What the exercise asks: Exact reproduction of the data is required, with images excluded.

Supplied data:
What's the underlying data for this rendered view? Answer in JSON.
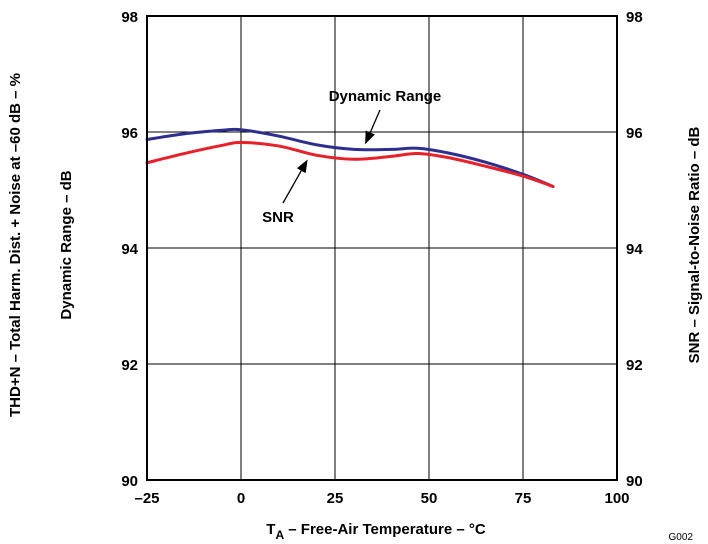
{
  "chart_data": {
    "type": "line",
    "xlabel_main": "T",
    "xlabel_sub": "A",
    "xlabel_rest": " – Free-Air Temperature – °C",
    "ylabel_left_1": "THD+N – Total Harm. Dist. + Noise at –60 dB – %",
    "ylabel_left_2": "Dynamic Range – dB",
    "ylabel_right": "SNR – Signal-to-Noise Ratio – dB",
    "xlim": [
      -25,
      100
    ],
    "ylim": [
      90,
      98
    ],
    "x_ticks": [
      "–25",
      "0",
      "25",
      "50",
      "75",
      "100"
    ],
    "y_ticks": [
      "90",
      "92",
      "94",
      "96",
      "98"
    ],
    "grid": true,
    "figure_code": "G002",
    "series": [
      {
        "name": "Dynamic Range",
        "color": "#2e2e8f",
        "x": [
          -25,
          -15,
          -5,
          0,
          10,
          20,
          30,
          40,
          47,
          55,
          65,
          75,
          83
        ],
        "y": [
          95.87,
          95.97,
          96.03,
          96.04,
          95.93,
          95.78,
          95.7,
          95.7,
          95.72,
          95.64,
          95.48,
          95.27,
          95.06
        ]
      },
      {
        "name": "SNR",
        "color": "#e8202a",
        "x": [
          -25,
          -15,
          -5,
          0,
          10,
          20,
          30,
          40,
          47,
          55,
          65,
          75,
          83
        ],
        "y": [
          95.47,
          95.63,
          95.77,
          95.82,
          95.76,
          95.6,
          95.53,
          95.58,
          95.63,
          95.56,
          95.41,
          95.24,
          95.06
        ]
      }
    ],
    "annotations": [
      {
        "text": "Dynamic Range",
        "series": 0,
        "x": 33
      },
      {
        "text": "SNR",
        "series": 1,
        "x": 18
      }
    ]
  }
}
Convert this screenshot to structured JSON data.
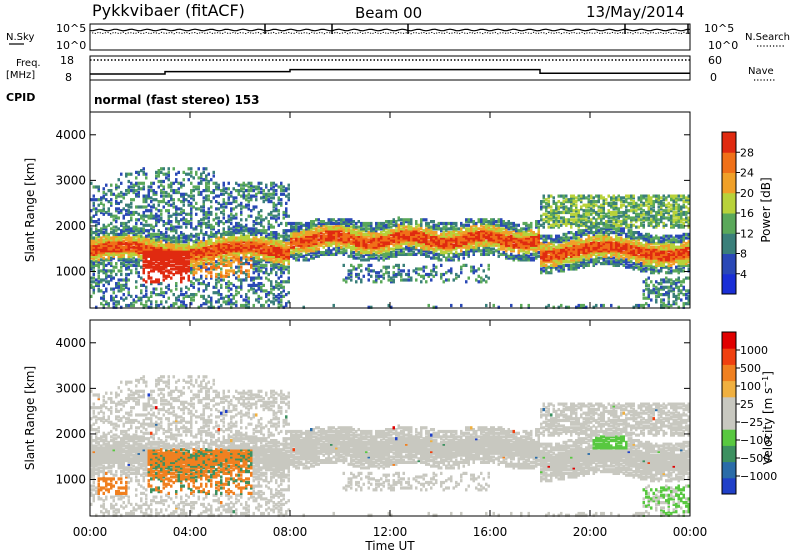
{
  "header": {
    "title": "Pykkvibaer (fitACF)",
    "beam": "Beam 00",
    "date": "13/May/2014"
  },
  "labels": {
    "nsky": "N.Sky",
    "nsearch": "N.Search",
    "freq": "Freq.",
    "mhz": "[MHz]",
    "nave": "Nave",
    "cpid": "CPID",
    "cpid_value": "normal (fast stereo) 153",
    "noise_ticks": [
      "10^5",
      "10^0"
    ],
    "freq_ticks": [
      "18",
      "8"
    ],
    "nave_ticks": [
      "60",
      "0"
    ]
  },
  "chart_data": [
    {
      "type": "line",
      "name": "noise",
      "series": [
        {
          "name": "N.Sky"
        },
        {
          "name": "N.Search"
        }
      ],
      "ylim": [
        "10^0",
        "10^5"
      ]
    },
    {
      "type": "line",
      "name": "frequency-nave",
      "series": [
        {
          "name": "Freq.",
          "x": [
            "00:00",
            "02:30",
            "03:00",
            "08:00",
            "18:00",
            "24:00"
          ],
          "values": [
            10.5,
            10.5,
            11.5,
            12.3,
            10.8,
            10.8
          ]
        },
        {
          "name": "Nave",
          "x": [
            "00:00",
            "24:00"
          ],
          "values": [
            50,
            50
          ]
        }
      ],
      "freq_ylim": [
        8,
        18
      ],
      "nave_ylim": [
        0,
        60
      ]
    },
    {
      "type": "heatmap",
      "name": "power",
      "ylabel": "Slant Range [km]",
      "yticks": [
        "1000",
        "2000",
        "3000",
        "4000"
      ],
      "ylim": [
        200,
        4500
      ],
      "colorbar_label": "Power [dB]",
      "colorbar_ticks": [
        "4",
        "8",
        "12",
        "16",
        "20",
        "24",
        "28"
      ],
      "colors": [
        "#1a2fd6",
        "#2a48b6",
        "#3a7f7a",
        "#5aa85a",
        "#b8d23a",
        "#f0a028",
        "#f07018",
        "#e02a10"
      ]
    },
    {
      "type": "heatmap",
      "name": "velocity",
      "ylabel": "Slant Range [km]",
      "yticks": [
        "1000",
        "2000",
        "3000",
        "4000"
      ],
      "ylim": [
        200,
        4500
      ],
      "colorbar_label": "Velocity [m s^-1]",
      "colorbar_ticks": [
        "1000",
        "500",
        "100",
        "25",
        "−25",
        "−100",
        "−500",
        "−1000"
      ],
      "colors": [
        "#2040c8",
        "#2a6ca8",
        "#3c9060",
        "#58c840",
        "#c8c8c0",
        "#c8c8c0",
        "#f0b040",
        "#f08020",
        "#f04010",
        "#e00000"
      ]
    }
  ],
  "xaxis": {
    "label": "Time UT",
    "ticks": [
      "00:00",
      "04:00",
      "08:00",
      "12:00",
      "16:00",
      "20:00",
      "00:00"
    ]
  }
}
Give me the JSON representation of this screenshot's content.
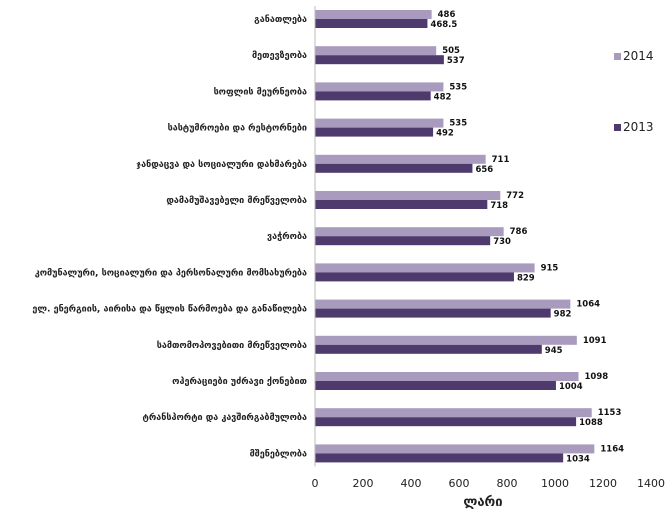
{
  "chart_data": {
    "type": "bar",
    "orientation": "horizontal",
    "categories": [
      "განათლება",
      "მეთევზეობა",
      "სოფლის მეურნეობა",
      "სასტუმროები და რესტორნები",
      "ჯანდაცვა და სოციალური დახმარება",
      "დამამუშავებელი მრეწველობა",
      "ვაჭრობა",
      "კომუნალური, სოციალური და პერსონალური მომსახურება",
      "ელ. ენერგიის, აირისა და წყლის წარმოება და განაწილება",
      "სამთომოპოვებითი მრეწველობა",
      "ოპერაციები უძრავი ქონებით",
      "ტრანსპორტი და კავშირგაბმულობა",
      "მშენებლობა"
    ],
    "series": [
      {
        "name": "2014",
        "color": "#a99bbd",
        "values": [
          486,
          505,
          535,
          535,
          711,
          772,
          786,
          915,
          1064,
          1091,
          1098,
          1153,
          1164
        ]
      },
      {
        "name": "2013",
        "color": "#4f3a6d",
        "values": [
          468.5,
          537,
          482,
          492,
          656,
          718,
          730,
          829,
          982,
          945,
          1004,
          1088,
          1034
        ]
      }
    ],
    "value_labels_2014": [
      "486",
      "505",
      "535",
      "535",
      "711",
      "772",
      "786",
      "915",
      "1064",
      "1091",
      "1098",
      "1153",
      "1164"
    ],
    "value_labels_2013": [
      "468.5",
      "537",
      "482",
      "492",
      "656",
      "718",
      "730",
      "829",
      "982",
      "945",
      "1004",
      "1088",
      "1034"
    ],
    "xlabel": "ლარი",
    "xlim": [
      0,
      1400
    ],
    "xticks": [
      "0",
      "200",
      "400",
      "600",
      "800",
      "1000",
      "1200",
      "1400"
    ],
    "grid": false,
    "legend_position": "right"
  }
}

Expected answer:
What's the underlying data for this rendered view? Answer in JSON.
{
  "chart_data": {
    "type": "line",
    "xlabel_main": "T",
    "xlabel_sub": "A",
    "xlabel_rest": " – Free-Air Temperature – °C",
    "ylabel_left_1": "THD+N – Total Harm. Dist. + Noise at –60 dB – %",
    "ylabel_left_2": "Dynamic Range – dB",
    "ylabel_right": "SNR – Signal-to-Noise Ratio – dB",
    "xlim": [
      -25,
      100
    ],
    "ylim": [
      90,
      98
    ],
    "x_ticks": [
      "–25",
      "0",
      "25",
      "50",
      "75",
      "100"
    ],
    "y_ticks": [
      "90",
      "92",
      "94",
      "96",
      "98"
    ],
    "grid": true,
    "figure_code": "G002",
    "series": [
      {
        "name": "Dynamic Range",
        "color": "#2e2e8f",
        "x": [
          -25,
          -15,
          -5,
          0,
          10,
          20,
          30,
          40,
          47,
          55,
          65,
          75,
          83
        ],
        "y": [
          95.87,
          95.97,
          96.03,
          96.04,
          95.93,
          95.78,
          95.7,
          95.7,
          95.72,
          95.64,
          95.48,
          95.27,
          95.06
        ]
      },
      {
        "name": "SNR",
        "color": "#e8202a",
        "x": [
          -25,
          -15,
          -5,
          0,
          10,
          20,
          30,
          40,
          47,
          55,
          65,
          75,
          83
        ],
        "y": [
          95.47,
          95.63,
          95.77,
          95.82,
          95.76,
          95.6,
          95.53,
          95.58,
          95.63,
          95.56,
          95.41,
          95.24,
          95.06
        ]
      }
    ],
    "annotations": [
      {
        "text": "Dynamic Range",
        "series": 0,
        "x": 33
      },
      {
        "text": "SNR",
        "series": 1,
        "x": 18
      }
    ]
  }
}
Convert this screenshot to structured JSON data.
{
  "header": {
    "title": "Pykkvibaer (fitACF)",
    "beam": "Beam 00",
    "date": "13/May/2014"
  },
  "labels": {
    "nsky": "N.Sky",
    "nsearch": "N.Search",
    "freq": "Freq.",
    "mhz": "[MHz]",
    "nave": "Nave",
    "cpid": "CPID",
    "cpid_value": "normal (fast stereo) 153",
    "noise_ticks": [
      "10^5",
      "10^0"
    ],
    "freq_ticks": [
      "18",
      "8"
    ],
    "nave_ticks": [
      "60",
      "0"
    ]
  },
  "chart_data": [
    {
      "type": "line",
      "name": "noise",
      "series": [
        {
          "name": "N.Sky"
        },
        {
          "name": "N.Search"
        }
      ],
      "ylim": [
        "10^0",
        "10^5"
      ]
    },
    {
      "type": "line",
      "name": "frequency-nave",
      "series": [
        {
          "name": "Freq.",
          "x": [
            "00:00",
            "02:30",
            "03:00",
            "08:00",
            "18:00",
            "24:00"
          ],
          "values": [
            10.5,
            10.5,
            11.5,
            12.3,
            10.8,
            10.8
          ]
        },
        {
          "name": "Nave",
          "x": [
            "00:00",
            "24:00"
          ],
          "values": [
            50,
            50
          ]
        }
      ],
      "freq_ylim": [
        8,
        18
      ],
      "nave_ylim": [
        0,
        60
      ]
    },
    {
      "type": "heatmap",
      "name": "power",
      "ylabel": "Slant Range [km]",
      "yticks": [
        "1000",
        "2000",
        "3000",
        "4000"
      ],
      "ylim": [
        200,
        4500
      ],
      "colorbar_label": "Power [dB]",
      "colorbar_ticks": [
        "4",
        "8",
        "12",
        "16",
        "20",
        "24",
        "28"
      ],
      "colors": [
        "#1a2fd6",
        "#2a48b6",
        "#3a7f7a",
        "#5aa85a",
        "#b8d23a",
        "#f0a028",
        "#f07018",
        "#e02a10"
      ]
    },
    {
      "type": "heatmap",
      "name": "velocity",
      "ylabel": "Slant Range [km]",
      "yticks": [
        "1000",
        "2000",
        "3000",
        "4000"
      ],
      "ylim": [
        200,
        4500
      ],
      "colorbar_label": "Velocity [m s^-1]",
      "colorbar_ticks": [
        "1000",
        "500",
        "100",
        "25",
        "−25",
        "−100",
        "−500",
        "−1000"
      ],
      "colors": [
        "#2040c8",
        "#2a6ca8",
        "#3c9060",
        "#58c840",
        "#c8c8c0",
        "#c8c8c0",
        "#f0b040",
        "#f08020",
        "#f04010",
        "#e00000"
      ]
    }
  ],
  "xaxis": {
    "label": "Time UT",
    "ticks": [
      "00:00",
      "04:00",
      "08:00",
      "12:00",
      "16:00",
      "20:00",
      "00:00"
    ]
  }
}
Give me the JSON representation of this screenshot's content.
{
  "chart_data": {
    "type": "bar",
    "orientation": "horizontal",
    "categories": [
      "განათლება",
      "მეთევზეობა",
      "სოფლის მეურნეობა",
      "სასტუმროები და რესტორნები",
      "ჯანდაცვა და სოციალური დახმარება",
      "დამამუშავებელი მრეწველობა",
      "ვაჭრობა",
      "კომუნალური, სოციალური და პერსონალური მომსახურება",
      "ელ. ენერგიის, აირისა და წყლის წარმოება და განაწილება",
      "სამთომოპოვებითი მრეწველობა",
      "ოპერაციები უძრავი ქონებით",
      "ტრანსპორტი და კავშირგაბმულობა",
      "მშენებლობა"
    ],
    "series": [
      {
        "name": "2014",
        "color": "#a99bbd",
        "values": [
          486,
          505,
          535,
          535,
          711,
          772,
          786,
          915,
          1064,
          1091,
          1098,
          1153,
          1164
        ]
      },
      {
        "name": "2013",
        "color": "#4f3a6d",
        "values": [
          468.5,
          537,
          482,
          492,
          656,
          718,
          730,
          829,
          982,
          945,
          1004,
          1088,
          1034
        ]
      }
    ],
    "value_labels_2014": [
      "486",
      "505",
      "535",
      "535",
      "711",
      "772",
      "786",
      "915",
      "1064",
      "1091",
      "1098",
      "1153",
      "1164"
    ],
    "value_labels_2013": [
      "468.5",
      "537",
      "482",
      "492",
      "656",
      "718",
      "730",
      "829",
      "982",
      "945",
      "1004",
      "1088",
      "1034"
    ],
    "xlabel": "ლარი",
    "xlim": [
      0,
      1400
    ],
    "xticks": [
      "0",
      "200",
      "400",
      "600",
      "800",
      "1000",
      "1200",
      "1400"
    ],
    "grid": false,
    "legend_position": "right"
  }
}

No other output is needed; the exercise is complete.